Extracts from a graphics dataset
::::::::
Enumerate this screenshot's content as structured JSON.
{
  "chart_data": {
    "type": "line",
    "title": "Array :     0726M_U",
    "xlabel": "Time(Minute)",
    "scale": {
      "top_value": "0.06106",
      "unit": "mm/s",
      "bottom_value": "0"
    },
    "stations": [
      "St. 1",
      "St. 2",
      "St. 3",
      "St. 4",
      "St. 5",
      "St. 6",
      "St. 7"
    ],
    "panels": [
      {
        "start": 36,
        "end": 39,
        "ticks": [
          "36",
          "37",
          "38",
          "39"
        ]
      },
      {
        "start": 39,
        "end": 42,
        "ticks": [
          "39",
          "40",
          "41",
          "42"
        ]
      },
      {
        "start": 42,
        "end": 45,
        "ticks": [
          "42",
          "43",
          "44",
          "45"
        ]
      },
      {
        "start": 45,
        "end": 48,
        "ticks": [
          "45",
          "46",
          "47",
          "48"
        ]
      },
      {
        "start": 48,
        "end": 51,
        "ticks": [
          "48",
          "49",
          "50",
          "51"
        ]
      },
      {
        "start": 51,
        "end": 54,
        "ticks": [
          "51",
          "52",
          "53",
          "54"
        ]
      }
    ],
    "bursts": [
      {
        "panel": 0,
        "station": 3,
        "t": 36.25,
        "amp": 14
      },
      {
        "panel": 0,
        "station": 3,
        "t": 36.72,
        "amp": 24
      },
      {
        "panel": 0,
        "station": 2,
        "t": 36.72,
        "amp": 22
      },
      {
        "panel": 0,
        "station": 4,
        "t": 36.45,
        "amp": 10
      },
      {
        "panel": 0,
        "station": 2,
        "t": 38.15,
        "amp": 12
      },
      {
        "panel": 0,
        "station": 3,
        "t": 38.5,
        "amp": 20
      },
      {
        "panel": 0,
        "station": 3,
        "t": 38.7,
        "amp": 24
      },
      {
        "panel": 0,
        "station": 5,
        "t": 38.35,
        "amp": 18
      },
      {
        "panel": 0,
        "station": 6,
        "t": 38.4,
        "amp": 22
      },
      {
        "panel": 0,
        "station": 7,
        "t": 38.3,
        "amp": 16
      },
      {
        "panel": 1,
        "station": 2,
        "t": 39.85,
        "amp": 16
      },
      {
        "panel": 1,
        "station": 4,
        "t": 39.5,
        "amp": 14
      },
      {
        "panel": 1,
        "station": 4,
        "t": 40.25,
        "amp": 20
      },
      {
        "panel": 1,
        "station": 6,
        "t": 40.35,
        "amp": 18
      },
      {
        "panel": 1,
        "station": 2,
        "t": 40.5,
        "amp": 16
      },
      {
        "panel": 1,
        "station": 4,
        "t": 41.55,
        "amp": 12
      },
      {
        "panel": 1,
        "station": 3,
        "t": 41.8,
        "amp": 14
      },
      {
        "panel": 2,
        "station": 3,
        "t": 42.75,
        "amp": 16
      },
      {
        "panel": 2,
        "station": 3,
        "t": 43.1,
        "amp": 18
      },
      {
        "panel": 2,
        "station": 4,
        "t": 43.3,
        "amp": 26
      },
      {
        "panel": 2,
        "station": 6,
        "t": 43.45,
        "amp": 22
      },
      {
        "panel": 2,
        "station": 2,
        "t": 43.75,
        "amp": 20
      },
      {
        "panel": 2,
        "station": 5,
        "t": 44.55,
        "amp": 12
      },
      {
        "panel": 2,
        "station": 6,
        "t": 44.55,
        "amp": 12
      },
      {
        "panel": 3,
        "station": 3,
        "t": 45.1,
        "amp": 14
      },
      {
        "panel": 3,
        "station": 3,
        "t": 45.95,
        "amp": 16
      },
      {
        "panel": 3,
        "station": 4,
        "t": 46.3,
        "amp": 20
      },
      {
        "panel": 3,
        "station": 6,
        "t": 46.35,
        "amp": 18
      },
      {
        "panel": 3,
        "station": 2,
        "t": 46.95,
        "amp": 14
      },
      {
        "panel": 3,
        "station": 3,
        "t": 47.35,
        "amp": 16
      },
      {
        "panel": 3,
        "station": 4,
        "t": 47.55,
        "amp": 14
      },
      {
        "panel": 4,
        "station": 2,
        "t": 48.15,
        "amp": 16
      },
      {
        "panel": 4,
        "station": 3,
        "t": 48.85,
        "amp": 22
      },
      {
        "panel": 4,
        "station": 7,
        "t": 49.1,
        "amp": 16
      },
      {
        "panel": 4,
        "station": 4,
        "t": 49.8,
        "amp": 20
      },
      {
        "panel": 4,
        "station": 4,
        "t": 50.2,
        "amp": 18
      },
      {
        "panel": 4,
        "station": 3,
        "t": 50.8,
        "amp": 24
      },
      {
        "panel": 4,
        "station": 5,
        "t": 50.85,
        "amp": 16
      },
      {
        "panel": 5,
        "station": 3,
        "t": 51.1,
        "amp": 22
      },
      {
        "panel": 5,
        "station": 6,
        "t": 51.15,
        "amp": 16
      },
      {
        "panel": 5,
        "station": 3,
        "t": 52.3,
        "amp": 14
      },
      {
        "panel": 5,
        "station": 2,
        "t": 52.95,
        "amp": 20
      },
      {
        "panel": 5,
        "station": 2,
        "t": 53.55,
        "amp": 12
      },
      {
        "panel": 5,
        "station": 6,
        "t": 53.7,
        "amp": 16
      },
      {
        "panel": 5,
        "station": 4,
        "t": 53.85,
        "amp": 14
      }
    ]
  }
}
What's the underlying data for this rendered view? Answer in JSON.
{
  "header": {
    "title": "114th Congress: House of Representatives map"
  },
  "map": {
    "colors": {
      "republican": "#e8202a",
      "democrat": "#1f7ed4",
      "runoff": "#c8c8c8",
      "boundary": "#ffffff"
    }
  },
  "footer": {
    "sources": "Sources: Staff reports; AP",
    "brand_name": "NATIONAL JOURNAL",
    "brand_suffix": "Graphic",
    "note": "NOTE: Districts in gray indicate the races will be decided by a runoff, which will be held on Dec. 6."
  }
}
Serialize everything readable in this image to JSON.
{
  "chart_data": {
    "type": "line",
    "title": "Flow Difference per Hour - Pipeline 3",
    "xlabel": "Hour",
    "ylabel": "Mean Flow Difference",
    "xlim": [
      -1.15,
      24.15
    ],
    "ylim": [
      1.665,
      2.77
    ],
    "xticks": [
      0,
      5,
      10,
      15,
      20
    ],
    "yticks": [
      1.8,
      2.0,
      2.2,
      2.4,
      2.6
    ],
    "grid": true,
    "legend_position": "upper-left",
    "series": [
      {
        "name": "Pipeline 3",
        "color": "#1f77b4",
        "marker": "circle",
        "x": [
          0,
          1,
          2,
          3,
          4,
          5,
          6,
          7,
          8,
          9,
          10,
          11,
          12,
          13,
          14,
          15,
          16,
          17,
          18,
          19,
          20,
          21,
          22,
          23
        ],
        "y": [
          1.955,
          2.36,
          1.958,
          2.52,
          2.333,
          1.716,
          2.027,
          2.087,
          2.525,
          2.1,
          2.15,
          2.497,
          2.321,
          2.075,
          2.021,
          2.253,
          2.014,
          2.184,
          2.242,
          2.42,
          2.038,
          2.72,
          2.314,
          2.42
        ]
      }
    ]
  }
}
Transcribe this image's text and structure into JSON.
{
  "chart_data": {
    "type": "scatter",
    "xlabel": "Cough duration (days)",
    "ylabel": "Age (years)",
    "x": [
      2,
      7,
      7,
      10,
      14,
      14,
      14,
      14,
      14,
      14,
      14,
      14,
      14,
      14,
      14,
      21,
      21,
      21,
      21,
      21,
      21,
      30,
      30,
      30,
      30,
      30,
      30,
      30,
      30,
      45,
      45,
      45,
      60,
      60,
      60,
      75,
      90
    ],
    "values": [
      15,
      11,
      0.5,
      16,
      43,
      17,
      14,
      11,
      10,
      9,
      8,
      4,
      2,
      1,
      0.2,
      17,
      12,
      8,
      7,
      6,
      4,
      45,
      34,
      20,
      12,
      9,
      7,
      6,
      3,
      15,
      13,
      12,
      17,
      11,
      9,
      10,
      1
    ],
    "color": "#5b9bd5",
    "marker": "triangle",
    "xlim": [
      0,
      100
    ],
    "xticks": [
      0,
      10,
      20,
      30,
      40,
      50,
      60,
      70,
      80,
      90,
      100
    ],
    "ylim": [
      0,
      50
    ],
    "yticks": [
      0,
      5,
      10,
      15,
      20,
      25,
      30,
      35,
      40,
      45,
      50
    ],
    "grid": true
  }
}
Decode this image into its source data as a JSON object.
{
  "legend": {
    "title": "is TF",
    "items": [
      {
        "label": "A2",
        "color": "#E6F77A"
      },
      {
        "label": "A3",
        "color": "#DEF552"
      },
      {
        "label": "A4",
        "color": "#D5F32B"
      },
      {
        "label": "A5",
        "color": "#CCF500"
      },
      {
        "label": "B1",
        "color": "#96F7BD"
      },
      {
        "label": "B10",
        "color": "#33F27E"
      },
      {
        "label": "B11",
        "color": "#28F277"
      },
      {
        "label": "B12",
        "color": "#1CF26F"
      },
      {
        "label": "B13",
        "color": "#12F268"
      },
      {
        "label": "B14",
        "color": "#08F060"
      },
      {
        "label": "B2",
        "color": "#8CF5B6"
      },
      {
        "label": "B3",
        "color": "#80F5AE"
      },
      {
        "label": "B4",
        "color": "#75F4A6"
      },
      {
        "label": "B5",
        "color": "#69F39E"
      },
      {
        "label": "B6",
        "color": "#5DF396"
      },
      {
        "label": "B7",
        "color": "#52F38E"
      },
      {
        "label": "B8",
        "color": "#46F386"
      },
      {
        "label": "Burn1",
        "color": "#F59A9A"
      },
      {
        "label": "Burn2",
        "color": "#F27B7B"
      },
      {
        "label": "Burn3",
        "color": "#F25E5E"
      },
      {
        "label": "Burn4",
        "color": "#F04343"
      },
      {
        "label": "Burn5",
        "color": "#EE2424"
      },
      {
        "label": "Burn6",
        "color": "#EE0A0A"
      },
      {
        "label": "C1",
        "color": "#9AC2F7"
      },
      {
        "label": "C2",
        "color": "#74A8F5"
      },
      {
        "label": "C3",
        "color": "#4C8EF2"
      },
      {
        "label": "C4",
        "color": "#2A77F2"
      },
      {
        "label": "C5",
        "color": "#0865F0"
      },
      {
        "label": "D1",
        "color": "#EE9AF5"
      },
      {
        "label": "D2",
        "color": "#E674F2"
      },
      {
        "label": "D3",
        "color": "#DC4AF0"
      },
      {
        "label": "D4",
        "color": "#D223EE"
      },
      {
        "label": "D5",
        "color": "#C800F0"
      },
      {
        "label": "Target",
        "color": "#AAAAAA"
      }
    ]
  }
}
::::::::
Brief ▸
Work out the number of lines above that include the string "JSON" and write only that number.

Output below ▸
5